Given instruction →
Identify and reproduce every line holding the string "display".

# # # # #

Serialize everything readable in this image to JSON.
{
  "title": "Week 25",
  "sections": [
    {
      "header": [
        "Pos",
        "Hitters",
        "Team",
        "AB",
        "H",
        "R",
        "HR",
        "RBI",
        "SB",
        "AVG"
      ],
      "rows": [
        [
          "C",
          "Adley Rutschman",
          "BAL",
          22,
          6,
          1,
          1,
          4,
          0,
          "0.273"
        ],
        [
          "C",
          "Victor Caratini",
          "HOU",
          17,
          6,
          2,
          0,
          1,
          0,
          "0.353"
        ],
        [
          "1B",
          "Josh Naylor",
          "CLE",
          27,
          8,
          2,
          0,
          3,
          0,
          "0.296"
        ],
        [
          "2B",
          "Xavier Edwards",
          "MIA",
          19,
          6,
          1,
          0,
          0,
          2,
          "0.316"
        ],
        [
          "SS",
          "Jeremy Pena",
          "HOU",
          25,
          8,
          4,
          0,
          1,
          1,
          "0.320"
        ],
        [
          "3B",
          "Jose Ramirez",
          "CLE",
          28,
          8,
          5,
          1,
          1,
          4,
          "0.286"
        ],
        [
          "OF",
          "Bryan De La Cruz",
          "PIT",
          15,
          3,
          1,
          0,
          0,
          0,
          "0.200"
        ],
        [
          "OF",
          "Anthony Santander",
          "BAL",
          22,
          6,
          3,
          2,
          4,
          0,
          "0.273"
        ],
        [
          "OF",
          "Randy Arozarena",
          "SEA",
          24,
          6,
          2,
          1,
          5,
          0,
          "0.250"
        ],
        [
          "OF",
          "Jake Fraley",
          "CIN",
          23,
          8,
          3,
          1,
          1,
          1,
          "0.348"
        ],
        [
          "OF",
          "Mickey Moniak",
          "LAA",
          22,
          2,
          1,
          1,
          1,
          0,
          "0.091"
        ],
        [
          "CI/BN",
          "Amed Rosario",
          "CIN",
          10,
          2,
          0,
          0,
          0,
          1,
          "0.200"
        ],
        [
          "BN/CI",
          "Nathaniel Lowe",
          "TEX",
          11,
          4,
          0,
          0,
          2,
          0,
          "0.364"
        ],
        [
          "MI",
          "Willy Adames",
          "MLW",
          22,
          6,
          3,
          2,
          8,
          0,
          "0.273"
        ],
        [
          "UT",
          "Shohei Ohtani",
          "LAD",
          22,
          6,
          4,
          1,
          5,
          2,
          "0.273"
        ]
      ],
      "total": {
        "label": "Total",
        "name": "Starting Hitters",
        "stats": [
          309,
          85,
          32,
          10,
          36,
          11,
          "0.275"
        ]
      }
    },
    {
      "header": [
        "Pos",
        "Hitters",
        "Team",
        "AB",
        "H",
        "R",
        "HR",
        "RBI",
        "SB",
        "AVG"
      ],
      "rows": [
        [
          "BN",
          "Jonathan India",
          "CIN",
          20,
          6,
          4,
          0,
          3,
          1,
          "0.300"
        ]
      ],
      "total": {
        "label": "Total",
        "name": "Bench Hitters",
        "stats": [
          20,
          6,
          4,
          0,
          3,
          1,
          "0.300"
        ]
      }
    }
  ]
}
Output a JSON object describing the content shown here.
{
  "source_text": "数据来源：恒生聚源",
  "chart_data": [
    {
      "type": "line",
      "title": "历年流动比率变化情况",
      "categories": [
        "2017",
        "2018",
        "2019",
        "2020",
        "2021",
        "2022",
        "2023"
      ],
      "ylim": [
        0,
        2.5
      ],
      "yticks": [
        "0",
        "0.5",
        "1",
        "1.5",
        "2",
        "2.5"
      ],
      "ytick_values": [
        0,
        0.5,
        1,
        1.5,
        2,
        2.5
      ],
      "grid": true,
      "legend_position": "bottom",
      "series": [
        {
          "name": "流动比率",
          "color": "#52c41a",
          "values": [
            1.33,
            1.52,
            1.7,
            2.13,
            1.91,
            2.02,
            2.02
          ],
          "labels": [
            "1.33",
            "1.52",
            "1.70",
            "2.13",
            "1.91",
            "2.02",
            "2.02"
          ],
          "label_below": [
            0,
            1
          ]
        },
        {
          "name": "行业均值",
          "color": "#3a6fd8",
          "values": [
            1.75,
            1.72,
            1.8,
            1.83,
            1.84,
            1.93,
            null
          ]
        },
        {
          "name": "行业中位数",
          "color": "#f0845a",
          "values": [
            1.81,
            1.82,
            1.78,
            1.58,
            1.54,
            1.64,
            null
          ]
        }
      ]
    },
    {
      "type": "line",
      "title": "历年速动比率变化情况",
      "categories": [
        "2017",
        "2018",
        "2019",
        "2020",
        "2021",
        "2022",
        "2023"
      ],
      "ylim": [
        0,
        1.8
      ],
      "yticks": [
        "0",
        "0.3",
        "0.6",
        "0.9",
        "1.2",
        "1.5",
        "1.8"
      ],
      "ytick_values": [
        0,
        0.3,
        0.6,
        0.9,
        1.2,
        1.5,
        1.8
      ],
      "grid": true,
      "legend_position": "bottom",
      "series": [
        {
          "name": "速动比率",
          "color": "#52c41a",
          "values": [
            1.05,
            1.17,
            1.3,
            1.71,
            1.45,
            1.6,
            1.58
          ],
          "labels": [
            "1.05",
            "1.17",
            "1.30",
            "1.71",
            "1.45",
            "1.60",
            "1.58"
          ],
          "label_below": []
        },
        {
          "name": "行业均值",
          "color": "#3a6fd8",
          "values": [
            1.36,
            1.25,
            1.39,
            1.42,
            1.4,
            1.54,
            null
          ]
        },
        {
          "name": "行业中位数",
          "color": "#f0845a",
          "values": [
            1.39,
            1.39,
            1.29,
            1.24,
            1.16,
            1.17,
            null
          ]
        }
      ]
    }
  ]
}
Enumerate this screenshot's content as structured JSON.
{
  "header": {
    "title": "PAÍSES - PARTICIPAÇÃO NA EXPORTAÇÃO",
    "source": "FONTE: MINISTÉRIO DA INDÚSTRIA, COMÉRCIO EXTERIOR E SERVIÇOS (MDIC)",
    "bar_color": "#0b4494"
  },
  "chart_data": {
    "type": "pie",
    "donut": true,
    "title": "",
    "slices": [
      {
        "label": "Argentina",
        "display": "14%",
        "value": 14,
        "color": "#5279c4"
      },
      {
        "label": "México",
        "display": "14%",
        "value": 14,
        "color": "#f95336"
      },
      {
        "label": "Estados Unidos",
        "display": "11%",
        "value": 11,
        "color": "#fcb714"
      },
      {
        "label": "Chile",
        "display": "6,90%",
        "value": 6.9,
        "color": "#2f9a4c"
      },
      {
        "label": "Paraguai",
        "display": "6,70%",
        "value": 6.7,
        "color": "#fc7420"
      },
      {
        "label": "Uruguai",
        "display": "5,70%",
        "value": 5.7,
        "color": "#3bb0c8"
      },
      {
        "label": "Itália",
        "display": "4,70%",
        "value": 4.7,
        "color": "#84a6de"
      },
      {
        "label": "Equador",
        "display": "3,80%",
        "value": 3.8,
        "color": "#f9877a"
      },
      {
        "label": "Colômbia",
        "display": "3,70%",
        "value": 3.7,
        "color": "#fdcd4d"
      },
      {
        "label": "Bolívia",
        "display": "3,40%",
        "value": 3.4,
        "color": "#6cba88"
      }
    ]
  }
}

# # # # #

Worked solution →
        "display": "14%",
        "display": "14%",
        "display": "11%",
        "display": "6,90%",
        "display": "6,70%",
        "display": "5,70%",
        "display": "4,70%",
        "display": "3,80%",
        "display": "3,70%",
        "display": "3,40%",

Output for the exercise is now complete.